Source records

----

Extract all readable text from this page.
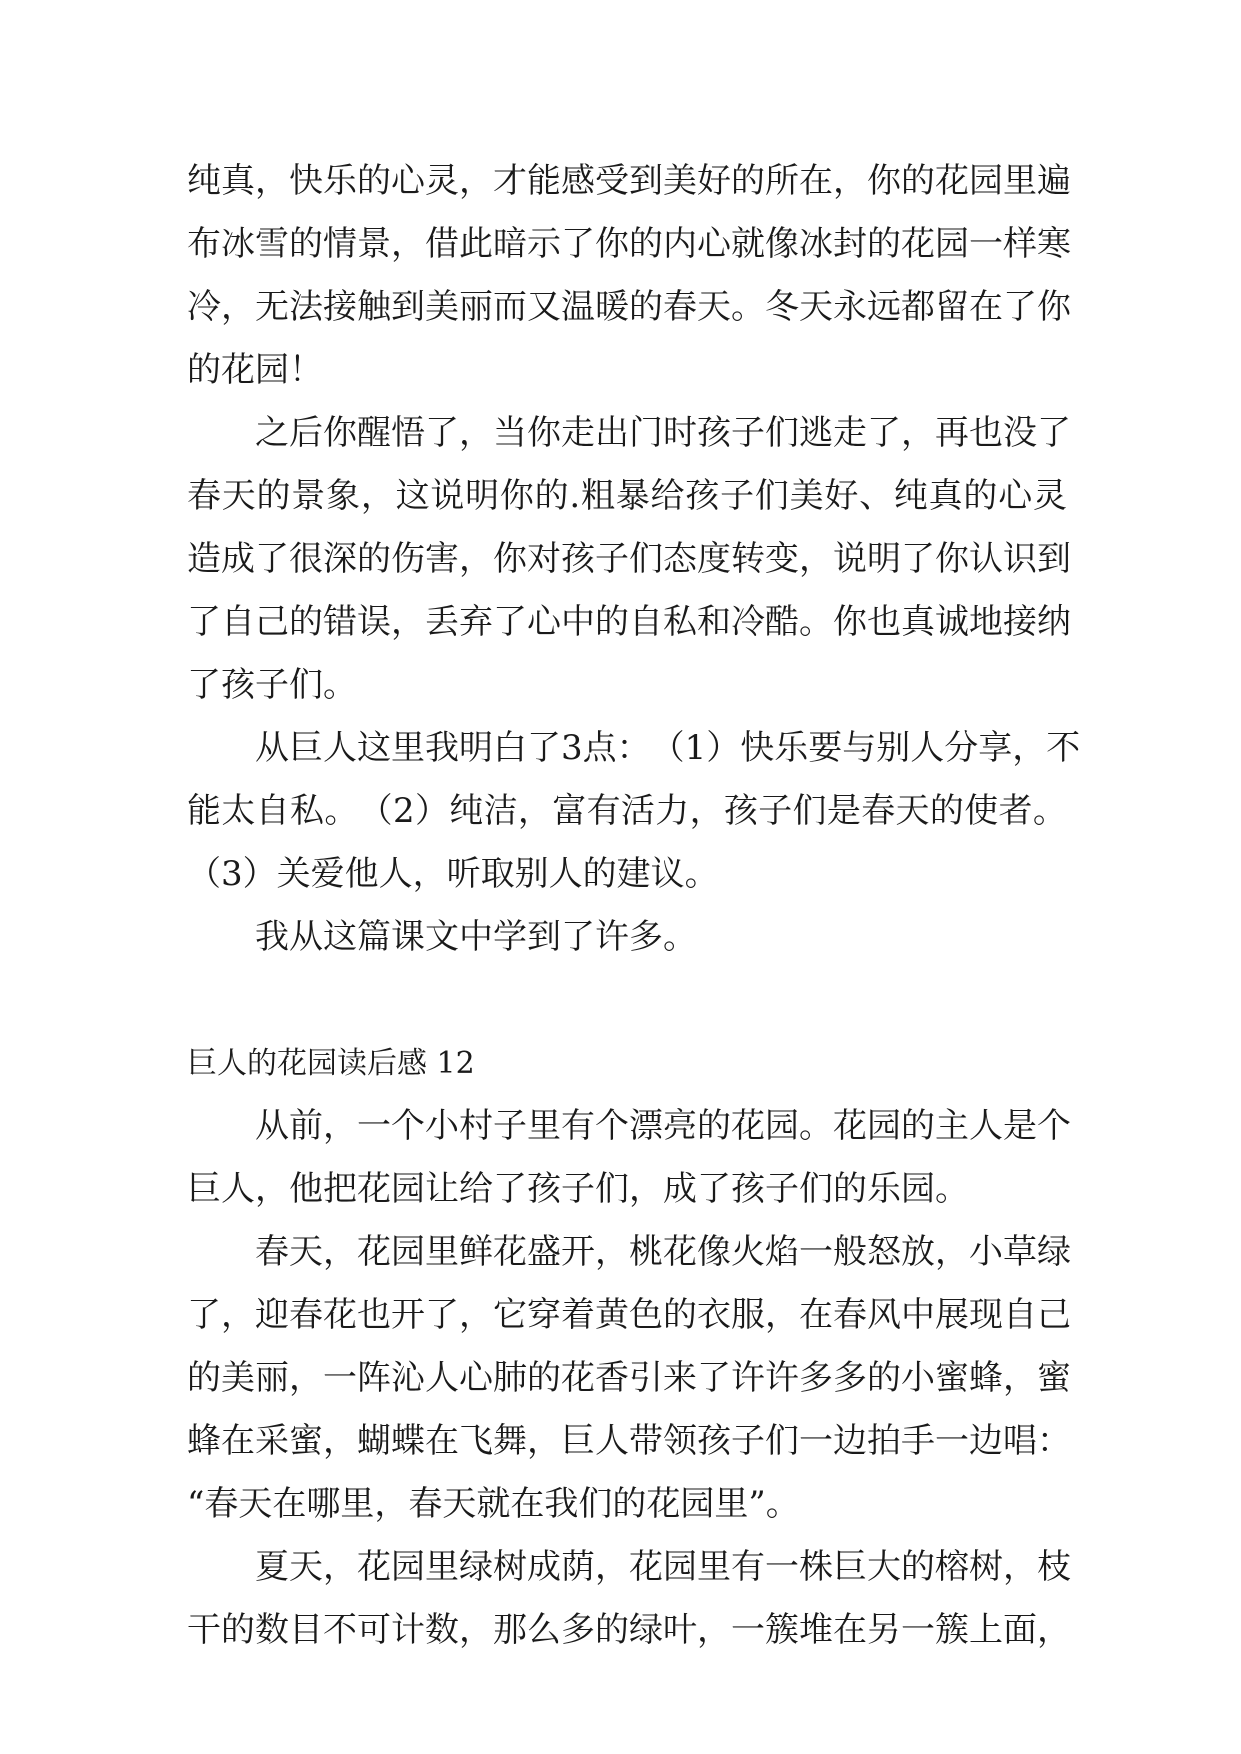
纯 真 ， 快 乐 的 心 灵 ， 才 能 感 受 到 美 好 的 所 在 ， 你 的 花 园 里 遍
布 冰 雪 的 情 景 ， 借 此 暗 示 了 你 的 内 心 就 像 冰 封 的 花 园 一 样 寒
冷 ， 无 法 接 触 到 美 丽 而 又 温 暖 的 春 天 。 冬 天 永 远 都 留 在 了 你
的花园！
之 后 你 醒 悟 了 ， 当 你 走 出 门 时 孩 子 们 逃 走 了 ， 再 也 没 了
春 天 的 景 象 ， 这 说 明 你 的 . 粗 暴 给 孩 子 们 美 好 、 纯 真 的 心 灵
造 成 了 很 深 的 伤 害 ， 你 对 孩 子 们 态 度 转 变 ， 说 明 了 你 认 识 到
了 自 己 的 错 误 ， 丢 弃 了 心 中 的 自 私 和 冷 酷 。 你 也 真 诚 地 接 纳
了孩子们。
从 巨 人 这 里 我 明 白 了 3 点 ： （ 1 ） 快 乐 要 与 别 人 分 享 ， 不
能 太 自 私 。 （ 2 ） 纯 洁 ， 富 有 活 力 ， 孩 子 们 是 春 天 的 使 者 。
（3）关爱他人，听取别人的建议。
我从这篇课文中学到了许多。
巨人的花园读后感 12
从 前 ， 一 个 小 村 子 里 有 个 漂 亮 的 花 园 。 花 园 的 主 人 是 个
巨人，他把花园让给了孩子们，成了孩子们的乐园。
春 天 ， 花 园 里 鲜 花 盛 开 ， 桃 花 像 火 焰 一 般 怒 放 ， 小 草 绿
了 ， 迎 春 花 也 开 了 ， 它 穿 着 黄 色 的 衣 服 ， 在 春 风 中 展 现 自 己
的 美 丽 ， 一 阵 沁 人 心 肺 的 花 香 引 来 了 许 许 多 多 的 小 蜜 蜂 ， 蜜
蜂 在 采 蜜 ， 蝴 蝶 在 飞 舞 ， 巨 人 带 领 孩 子 们 一 边 拍 手 一 边 唱 ：
“春天在哪里，春天就在我们的花园里”。
夏 天 ， 花 园 里 绿 树 成 荫 ， 花 园 里 有 一 株 巨 大 的 榕 树 ， 枝
干 的 数 目 不 可 计 数 ， 那 么 多 的 绿 叶 ， 一 簇 堆 在 另 一 簇 上 面 ，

----

● **Exercise prompt**:
All of the data needs repeating exactly, but the pictures do not.

● **The response**:
Extract all readable text from this page.
纯 真 ， 快 乐 的 心 灵 ， 才 能 感 受 到 美 好 的 所 在 ， 你 的 花 园 里 遍
布 冰 雪 的 情 景 ， 借 此 暗 示 了 你 的 内 心 就 像 冰 封 的 花 园 一 样 寒
冷 ， 无 法 接 触 到 美 丽 而 又 温 暖 的 春 天 。 冬 天 永 远 都 留 在 了 你
的花园！
之 后 你 醒 悟 了 ， 当 你 走 出 门 时 孩 子 们 逃 走 了 ， 再 也 没 了
春 天 的 景 象 ， 这 说 明 你 的 . 粗 暴 给 孩 子 们 美 好 、 纯 真 的 心 灵
造 成 了 很 深 的 伤 害 ， 你 对 孩 子 们 态 度 转 变 ， 说 明 了 你 认 识 到
了 自 己 的 错 误 ， 丢 弃 了 心 中 的 自 私 和 冷 酷 。 你 也 真 诚 地 接 纳
了孩子们。
从 巨 人 这 里 我 明 白 了 3 点 ： （ 1 ） 快 乐 要 与 别 人 分 享 ， 不
能 太 自 私 。 （ 2 ） 纯 洁 ， 富 有 活 力 ， 孩 子 们 是 春 天 的 使 者 。
（3）关爱他人，听取别人的建议。
我从这篇课文中学到了许多。
巨人的花园读后感 12
从 前 ， 一 个 小 村 子 里 有 个 漂 亮 的 花 园 。 花 园 的 主 人 是 个
巨人，他把花园让给了孩子们，成了孩子们的乐园。
春 天 ， 花 园 里 鲜 花 盛 开 ， 桃 花 像 火 焰 一 般 怒 放 ， 小 草 绿
了 ， 迎 春 花 也 开 了 ， 它 穿 着 黄 色 的 衣 服 ， 在 春 风 中 展 现 自 己
的 美 丽 ， 一 阵 沁 人 心 肺 的 花 香 引 来 了 许 许 多 多 的 小 蜜 蜂 ， 蜜
蜂 在 采 蜜 ， 蝴 蝶 在 飞 舞 ， 巨 人 带 领 孩 子 们 一 边 拍 手 一 边 唱 ：
“春天在哪里，春天就在我们的花园里”。
夏 天 ， 花 园 里 绿 树 成 荫 ， 花 园 里 有 一 株 巨 大 的 榕 树 ， 枝
干 的 数 目 不 可 计 数 ， 那 么 多 的 绿 叶 ， 一 簇 堆 在 另 一 簇 上 面 ，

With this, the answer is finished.